Dataset records
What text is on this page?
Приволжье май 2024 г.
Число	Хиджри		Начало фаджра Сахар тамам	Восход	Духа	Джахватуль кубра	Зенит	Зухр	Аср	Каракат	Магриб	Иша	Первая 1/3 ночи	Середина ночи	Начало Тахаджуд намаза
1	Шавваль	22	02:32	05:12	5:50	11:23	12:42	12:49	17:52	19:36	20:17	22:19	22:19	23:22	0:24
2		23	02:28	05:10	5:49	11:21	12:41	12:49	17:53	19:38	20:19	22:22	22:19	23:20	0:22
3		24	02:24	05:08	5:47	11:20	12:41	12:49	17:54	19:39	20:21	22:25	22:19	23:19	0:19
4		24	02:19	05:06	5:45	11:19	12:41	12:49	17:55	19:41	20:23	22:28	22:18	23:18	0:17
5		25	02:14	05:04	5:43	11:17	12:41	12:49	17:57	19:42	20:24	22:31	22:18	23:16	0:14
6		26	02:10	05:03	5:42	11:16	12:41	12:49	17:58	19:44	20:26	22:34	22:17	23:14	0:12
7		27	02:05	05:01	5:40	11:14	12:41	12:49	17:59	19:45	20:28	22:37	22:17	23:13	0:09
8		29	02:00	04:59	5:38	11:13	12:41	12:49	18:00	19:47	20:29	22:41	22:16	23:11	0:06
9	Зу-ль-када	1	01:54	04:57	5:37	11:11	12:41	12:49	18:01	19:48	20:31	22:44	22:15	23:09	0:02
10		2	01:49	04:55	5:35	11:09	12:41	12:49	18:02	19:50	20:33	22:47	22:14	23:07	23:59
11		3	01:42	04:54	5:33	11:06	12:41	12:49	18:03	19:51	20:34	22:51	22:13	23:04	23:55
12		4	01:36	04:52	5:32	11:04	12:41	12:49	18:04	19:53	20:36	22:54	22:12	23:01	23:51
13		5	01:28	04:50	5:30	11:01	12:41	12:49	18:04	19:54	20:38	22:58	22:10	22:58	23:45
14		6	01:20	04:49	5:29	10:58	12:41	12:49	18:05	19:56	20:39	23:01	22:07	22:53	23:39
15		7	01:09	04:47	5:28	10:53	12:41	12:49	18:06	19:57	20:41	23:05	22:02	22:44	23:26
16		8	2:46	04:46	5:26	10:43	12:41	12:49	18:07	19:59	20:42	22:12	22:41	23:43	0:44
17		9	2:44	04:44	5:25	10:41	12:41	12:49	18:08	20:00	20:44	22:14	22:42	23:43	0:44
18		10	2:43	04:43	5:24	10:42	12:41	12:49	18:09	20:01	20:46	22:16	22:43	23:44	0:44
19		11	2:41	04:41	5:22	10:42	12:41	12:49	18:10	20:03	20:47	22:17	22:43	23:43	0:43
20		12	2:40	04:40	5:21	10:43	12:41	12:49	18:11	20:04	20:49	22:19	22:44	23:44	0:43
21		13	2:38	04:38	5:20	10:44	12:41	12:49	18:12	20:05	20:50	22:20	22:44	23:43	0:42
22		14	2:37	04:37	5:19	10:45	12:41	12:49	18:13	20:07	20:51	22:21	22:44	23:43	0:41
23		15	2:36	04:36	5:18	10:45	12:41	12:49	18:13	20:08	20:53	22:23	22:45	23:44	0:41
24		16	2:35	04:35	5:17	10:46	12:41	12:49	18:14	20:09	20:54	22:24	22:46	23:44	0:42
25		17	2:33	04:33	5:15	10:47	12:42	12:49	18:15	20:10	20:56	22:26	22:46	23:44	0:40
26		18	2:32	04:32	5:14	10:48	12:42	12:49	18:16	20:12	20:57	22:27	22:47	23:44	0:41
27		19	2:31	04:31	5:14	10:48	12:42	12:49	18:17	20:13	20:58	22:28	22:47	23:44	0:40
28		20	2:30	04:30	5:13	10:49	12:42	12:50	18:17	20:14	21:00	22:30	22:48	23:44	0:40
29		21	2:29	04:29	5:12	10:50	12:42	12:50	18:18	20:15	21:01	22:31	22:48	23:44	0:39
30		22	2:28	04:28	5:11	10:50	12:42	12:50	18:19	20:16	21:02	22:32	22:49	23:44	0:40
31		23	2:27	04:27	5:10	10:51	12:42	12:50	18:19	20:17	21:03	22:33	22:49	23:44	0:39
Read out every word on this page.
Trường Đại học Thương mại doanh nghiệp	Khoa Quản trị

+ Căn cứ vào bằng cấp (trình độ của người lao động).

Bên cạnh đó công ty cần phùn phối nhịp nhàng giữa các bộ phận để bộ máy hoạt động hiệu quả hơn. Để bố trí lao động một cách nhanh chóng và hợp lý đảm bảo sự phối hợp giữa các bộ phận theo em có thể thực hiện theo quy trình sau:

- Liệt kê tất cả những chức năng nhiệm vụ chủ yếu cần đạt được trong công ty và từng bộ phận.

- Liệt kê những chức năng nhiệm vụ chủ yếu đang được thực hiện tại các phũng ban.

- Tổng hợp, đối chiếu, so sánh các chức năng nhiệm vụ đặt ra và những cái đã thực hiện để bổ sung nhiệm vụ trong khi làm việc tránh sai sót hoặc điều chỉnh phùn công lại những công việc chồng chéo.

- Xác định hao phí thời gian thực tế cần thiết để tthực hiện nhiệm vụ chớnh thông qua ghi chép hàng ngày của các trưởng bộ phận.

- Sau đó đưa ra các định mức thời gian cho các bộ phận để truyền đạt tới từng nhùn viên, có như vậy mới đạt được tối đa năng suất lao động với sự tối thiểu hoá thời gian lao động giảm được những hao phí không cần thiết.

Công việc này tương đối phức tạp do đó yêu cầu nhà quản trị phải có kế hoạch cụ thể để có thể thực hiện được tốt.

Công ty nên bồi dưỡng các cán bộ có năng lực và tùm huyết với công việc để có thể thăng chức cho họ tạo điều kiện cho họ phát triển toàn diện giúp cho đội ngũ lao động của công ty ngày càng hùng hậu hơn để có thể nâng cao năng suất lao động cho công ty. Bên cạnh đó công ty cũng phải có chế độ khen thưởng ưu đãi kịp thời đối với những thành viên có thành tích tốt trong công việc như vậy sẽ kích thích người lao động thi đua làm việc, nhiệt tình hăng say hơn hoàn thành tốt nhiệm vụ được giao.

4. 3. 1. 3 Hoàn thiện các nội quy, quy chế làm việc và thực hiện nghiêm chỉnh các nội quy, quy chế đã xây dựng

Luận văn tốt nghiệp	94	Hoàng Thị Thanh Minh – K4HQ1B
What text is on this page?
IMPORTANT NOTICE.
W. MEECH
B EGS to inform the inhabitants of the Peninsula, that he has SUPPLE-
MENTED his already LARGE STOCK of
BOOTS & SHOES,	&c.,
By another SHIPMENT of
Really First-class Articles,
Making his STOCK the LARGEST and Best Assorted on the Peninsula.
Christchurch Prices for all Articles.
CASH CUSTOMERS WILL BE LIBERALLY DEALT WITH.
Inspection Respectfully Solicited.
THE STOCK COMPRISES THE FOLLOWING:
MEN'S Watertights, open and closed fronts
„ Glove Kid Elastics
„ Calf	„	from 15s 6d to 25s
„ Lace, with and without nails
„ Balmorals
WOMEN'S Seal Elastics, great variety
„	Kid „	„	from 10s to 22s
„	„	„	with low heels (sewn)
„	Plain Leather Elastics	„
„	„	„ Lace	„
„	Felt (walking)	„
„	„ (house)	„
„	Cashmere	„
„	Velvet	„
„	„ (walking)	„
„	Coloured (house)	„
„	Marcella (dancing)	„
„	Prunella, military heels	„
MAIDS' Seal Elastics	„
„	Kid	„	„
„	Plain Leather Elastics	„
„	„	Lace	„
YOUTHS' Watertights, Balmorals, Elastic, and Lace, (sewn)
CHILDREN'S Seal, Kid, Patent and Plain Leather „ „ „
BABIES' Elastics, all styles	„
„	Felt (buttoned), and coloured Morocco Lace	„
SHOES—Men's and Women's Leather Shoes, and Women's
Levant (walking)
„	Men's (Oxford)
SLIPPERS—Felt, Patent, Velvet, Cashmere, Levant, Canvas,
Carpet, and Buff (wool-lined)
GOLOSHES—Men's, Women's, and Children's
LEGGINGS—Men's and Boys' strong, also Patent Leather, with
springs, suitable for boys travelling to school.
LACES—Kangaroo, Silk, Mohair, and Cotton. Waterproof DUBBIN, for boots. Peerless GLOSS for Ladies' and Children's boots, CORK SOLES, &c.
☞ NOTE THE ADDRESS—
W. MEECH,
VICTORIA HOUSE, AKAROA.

Exercise
Which lines include "walking"? Copy each of them out.

Final result
„	Felt (walking)	„
„	„ (walking)	„
Levant (walking)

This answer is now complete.